* _PROBLEM TO WORK ON_
Can you write out all the lines word for word, with no pictures?

* _GIVEN RECORDS_
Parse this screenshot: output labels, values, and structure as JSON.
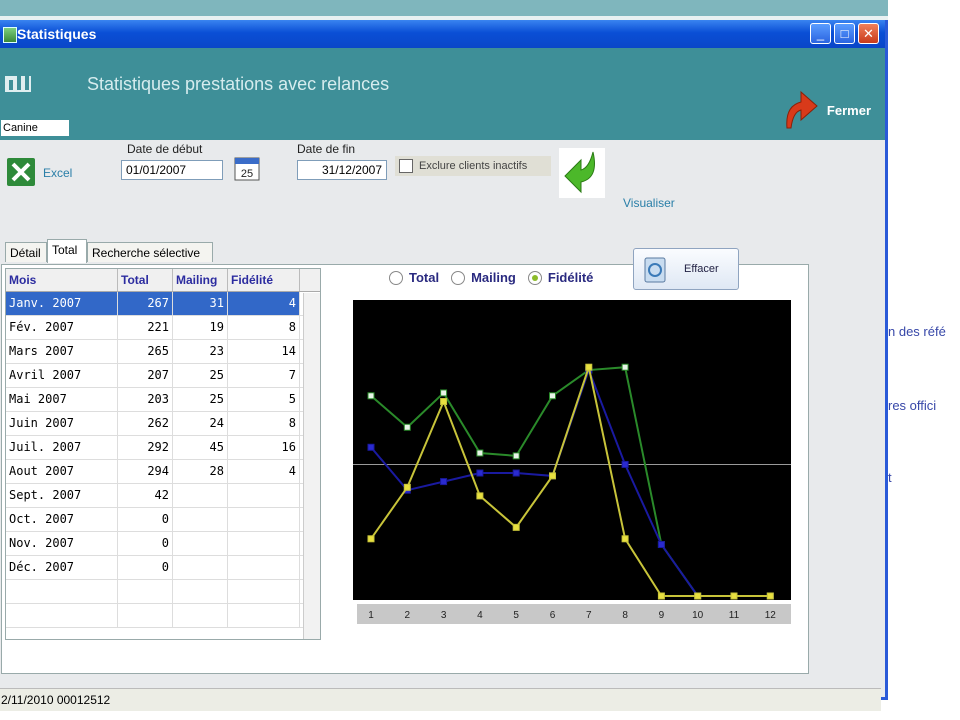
{
  "window": {
    "title": "Statistiques",
    "minimize": "_",
    "maximize": "□",
    "close": "✕"
  },
  "banner": {
    "heading": "Statistiques prestations avec relances",
    "combo_value": "Canine",
    "close_label": "Fermer"
  },
  "toolbar": {
    "excel_label": "Excel",
    "start_label": "Date de début",
    "start_value": "01/01/2007",
    "calendar_day": "25",
    "end_label": "Date de fin",
    "end_value": "31/12/2007",
    "exclude_label": "Exclure clients inactifs",
    "visualize_label": "Visualiser"
  },
  "tabs": [
    "Détail",
    "Total",
    "Recherche sélective"
  ],
  "table": {
    "headers": [
      "Mois",
      "Total",
      "Mailing",
      "Fidélité"
    ],
    "rows": [
      [
        "Janv. 2007",
        "267",
        "31",
        "4"
      ],
      [
        "Fév. 2007",
        "221",
        "19",
        "8"
      ],
      [
        "Mars 2007",
        "265",
        "23",
        "14"
      ],
      [
        "Avril 2007",
        "207",
        "25",
        "7"
      ],
      [
        "Mai 2007",
        "203",
        "25",
        "5"
      ],
      [
        "Juin 2007",
        "262",
        "24",
        "8"
      ],
      [
        "Juil. 2007",
        "292",
        "45",
        "16"
      ],
      [
        "Aout 2007",
        "294",
        "28",
        "4"
      ],
      [
        "Sept. 2007",
        "42",
        "",
        ""
      ],
      [
        "Oct. 2007",
        "0",
        "",
        ""
      ],
      [
        "Nov. 2007",
        "0",
        "",
        ""
      ],
      [
        "Déc. 2007",
        "0",
        "",
        ""
      ]
    ]
  },
  "radio": {
    "total": "Total",
    "mailing": "Mailing",
    "fidelite": "Fidélité",
    "selected": "fidelite"
  },
  "effacer_label": "Effacer",
  "status_text": "2/11/2010 00012512",
  "desktop_right": [
    "n des réfé",
    "res offici",
    "t"
  ],
  "chart_data": {
    "type": "line",
    "categories": [
      "1",
      "2",
      "3",
      "4",
      "5",
      "6",
      "7",
      "8",
      "9",
      "10",
      "11",
      "12"
    ],
    "series": [
      {
        "color": "#2a8a2a",
        "values": [
          70,
          59,
          71,
          50,
          49,
          70,
          79,
          80,
          18,
          0,
          0,
          0
        ]
      },
      {
        "color": "#1a1aa0",
        "values": [
          52,
          37,
          40,
          43,
          43,
          42,
          79,
          46,
          18,
          0,
          0,
          0
        ]
      },
      {
        "color": "#c8c43a",
        "values": [
          20,
          38,
          68,
          35,
          24,
          42,
          80,
          20,
          0,
          0,
          0,
          0
        ]
      }
    ],
    "ylim": [
      0,
      100
    ],
    "baseline": 46,
    "grid": false
  }
}
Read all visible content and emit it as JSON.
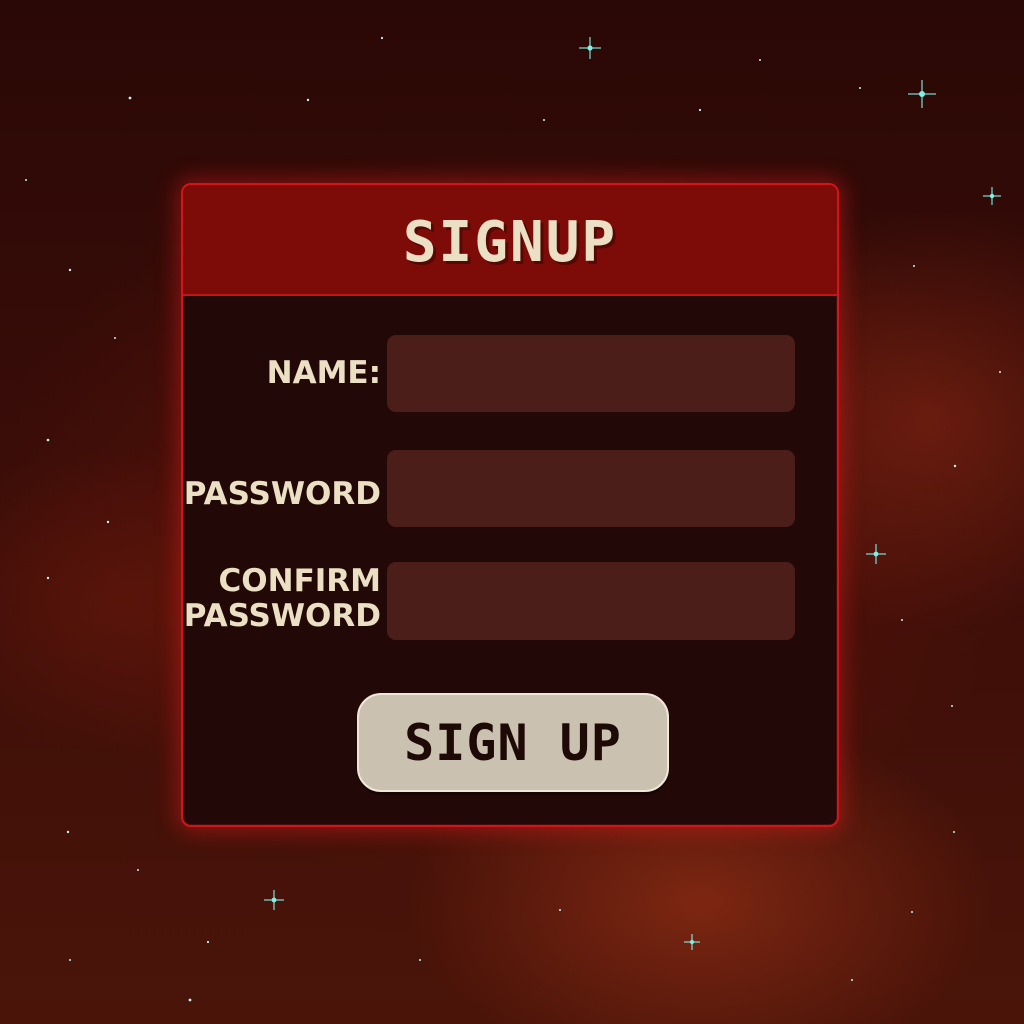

* _REPLY TO THE EXERCISE_
Parse this screenshot: output labels, values, and structure as JSON.
{
  "window": {
    "title": "Statistiques",
    "minimize": "_",
    "maximize": "□",
    "close": "✕"
  },
  "banner": {
    "heading": "Statistiques prestations avec relances",
    "combo_value": "Canine",
    "close_label": "Fermer"
  },
  "toolbar": {
    "excel_label": "Excel",
    "start_label": "Date de début",
    "start_value": "01/01/2007",
    "calendar_day": "25",
    "end_label": "Date de fin",
    "end_value": "31/12/2007",
    "exclude_label": "Exclure clients inactifs",
    "visualize_label": "Visualiser"
  },
  "tabs": [
    "Détail",
    "Total",
    "Recherche sélective"
  ],
  "table": {
    "headers": [
      "Mois",
      "Total",
      "Mailing",
      "Fidélité"
    ],
    "rows": [
      [
        "Janv. 2007",
        "267",
        "31",
        "4"
      ],
      [
        "Fév. 2007",
        "221",
        "19",
        "8"
      ],
      [
        "Mars 2007",
        "265",
        "23",
        "14"
      ],
      [
        "Avril 2007",
        "207",
        "25",
        "7"
      ],
      [
        "Mai 2007",
        "203",
        "25",
        "5"
      ],
      [
        "Juin 2007",
        "262",
        "24",
        "8"
      ],
      [
        "Juil. 2007",
        "292",
        "45",
        "16"
      ],
      [
        "Aout 2007",
        "294",
        "28",
        "4"
      ],
      [
        "Sept. 2007",
        "42",
        "",
        ""
      ],
      [
        "Oct. 2007",
        "0",
        "",
        ""
      ],
      [
        "Nov. 2007",
        "0",
        "",
        ""
      ],
      [
        "Déc. 2007",
        "0",
        "",
        ""
      ]
    ]
  },
  "radio": {
    "total": "Total",
    "mailing": "Mailing",
    "fidelite": "Fidélité",
    "selected": "fidelite"
  },
  "effacer_label": "Effacer",
  "status_text": "2/11/2010 00012512",
  "desktop_right": [
    "n des réfé",
    "res offici",
    "t"
  ],
  "chart_data": {
    "type": "line",
    "categories": [
      "1",
      "2",
      "3",
      "4",
      "5",
      "6",
      "7",
      "8",
      "9",
      "10",
      "11",
      "12"
    ],
    "series": [
      {
        "color": "#2a8a2a",
        "values": [
          70,
          59,
          71,
          50,
          49,
          70,
          79,
          80,
          18,
          0,
          0,
          0
        ]
      },
      {
        "color": "#1a1aa0",
        "values": [
          52,
          37,
          40,
          43,
          43,
          42,
          79,
          46,
          18,
          0,
          0,
          0
        ]
      },
      {
        "color": "#c8c43a",
        "values": [
          20,
          38,
          68,
          35,
          24,
          42,
          80,
          20,
          0,
          0,
          0,
          0
        ]
      }
    ],
    "ylim": [
      0,
      100
    ],
    "baseline": 46,
    "grid": false
  }
}
Read all visible content and emit it as JSON.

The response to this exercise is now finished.